= BRIEF =
Copy all lines below containing "procedures".

= PROVIDED RECORDS =
──────
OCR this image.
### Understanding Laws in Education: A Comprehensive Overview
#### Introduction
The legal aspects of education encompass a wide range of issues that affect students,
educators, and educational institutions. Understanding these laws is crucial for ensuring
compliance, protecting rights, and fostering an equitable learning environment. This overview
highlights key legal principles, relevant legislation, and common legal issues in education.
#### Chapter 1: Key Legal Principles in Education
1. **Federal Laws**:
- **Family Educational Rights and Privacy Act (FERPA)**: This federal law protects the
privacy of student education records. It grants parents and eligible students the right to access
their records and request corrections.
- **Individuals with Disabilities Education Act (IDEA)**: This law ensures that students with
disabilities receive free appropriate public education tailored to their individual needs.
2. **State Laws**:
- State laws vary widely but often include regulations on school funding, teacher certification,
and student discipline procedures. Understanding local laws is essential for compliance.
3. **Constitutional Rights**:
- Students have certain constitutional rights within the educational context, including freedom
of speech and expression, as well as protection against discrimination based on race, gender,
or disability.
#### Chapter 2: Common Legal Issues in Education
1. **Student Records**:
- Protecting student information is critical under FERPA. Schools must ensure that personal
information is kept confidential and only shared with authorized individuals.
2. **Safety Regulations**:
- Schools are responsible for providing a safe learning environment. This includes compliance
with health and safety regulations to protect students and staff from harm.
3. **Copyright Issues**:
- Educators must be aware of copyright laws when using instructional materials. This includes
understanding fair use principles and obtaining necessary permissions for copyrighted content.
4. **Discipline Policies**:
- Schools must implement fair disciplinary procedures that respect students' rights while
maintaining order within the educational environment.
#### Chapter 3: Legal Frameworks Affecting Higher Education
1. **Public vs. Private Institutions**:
──────
= EXERCISE OUTPUT =
and student discipline procedures. Understanding local laws is essential for compliance.
- Schools must implement fair disciplinary procedures that respect students' rights while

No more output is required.